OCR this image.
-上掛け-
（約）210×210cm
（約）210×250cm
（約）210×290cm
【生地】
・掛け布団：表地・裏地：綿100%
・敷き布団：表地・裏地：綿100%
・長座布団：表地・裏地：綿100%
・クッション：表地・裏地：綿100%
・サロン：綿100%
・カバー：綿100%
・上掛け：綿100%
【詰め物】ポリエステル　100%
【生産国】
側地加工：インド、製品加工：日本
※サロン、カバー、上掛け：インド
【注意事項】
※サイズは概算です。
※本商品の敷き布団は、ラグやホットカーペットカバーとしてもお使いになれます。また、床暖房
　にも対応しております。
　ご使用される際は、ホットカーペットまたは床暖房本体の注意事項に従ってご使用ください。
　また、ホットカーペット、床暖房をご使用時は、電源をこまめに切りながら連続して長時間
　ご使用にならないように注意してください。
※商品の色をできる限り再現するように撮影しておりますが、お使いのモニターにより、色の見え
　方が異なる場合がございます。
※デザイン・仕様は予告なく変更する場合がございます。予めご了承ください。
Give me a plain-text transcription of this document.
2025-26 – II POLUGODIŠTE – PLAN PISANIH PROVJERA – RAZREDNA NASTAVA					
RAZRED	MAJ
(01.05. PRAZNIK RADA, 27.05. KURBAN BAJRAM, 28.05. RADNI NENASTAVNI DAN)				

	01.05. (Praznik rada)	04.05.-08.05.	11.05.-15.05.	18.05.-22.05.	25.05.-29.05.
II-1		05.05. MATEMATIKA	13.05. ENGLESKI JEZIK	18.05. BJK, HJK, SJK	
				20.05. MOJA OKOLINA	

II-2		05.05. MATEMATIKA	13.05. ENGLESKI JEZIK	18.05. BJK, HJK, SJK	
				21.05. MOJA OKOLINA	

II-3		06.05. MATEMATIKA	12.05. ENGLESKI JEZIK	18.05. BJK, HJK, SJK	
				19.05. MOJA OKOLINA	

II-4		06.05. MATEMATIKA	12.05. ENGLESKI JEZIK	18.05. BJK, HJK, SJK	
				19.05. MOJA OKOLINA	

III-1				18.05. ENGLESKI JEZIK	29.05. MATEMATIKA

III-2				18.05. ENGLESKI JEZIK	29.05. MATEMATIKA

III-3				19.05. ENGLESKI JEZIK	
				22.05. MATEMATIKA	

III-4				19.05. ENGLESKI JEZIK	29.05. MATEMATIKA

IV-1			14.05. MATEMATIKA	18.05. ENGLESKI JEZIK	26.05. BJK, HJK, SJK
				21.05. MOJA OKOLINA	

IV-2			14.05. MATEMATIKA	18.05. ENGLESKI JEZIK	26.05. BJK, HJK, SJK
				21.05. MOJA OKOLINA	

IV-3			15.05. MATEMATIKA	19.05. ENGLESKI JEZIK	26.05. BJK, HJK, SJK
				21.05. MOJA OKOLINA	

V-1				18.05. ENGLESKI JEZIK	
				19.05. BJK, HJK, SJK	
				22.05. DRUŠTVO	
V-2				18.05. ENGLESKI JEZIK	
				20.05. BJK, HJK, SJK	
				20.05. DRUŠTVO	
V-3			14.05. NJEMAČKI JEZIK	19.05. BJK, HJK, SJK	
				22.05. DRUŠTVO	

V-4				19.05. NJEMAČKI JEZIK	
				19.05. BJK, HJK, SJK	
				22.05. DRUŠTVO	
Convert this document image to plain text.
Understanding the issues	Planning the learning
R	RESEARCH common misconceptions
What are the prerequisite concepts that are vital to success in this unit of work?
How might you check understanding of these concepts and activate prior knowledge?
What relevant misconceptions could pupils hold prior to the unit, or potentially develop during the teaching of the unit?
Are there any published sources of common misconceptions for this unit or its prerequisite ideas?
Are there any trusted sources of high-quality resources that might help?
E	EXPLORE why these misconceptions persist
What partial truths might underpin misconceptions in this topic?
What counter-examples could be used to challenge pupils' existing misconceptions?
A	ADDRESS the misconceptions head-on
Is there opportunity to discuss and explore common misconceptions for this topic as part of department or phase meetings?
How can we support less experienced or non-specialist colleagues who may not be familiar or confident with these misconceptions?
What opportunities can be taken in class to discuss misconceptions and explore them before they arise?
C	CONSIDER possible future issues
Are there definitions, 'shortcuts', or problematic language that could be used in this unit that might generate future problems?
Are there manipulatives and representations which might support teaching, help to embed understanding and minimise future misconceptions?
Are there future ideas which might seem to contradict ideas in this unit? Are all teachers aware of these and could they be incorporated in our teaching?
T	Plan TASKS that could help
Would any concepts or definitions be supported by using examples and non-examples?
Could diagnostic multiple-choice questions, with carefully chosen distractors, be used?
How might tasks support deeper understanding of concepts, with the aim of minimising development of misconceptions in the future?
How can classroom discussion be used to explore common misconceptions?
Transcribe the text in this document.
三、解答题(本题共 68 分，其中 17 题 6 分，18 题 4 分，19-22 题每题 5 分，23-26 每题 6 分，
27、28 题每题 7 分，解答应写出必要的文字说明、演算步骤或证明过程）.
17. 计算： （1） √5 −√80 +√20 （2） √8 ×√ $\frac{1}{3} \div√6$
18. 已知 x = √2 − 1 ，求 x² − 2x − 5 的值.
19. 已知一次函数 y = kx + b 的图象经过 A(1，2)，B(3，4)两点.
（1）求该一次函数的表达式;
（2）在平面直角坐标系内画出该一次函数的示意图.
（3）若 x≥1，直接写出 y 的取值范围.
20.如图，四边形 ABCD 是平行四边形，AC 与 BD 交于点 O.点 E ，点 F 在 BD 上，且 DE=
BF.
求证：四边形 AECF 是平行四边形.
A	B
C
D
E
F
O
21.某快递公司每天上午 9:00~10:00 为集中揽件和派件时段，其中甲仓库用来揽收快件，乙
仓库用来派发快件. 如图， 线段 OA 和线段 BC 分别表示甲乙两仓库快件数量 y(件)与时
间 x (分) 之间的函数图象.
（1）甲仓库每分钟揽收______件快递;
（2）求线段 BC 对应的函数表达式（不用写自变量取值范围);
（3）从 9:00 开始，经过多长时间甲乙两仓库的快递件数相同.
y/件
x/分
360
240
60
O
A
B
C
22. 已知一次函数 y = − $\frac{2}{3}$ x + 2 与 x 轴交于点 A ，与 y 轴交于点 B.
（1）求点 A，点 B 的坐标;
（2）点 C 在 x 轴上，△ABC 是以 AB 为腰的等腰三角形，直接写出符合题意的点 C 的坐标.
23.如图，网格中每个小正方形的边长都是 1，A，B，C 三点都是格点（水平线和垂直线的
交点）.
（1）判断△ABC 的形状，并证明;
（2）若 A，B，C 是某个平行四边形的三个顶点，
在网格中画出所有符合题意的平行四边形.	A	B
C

Your goal> Filter the entries down to the lines containing "help". Copy each of those lines.

Full solution>
Are there any trusted sources of high-quality resources that might help?
Are there manipulatives and representations which might support teaching, help to embed understanding and minimise future misconceptions?
T	Plan TASKS that could help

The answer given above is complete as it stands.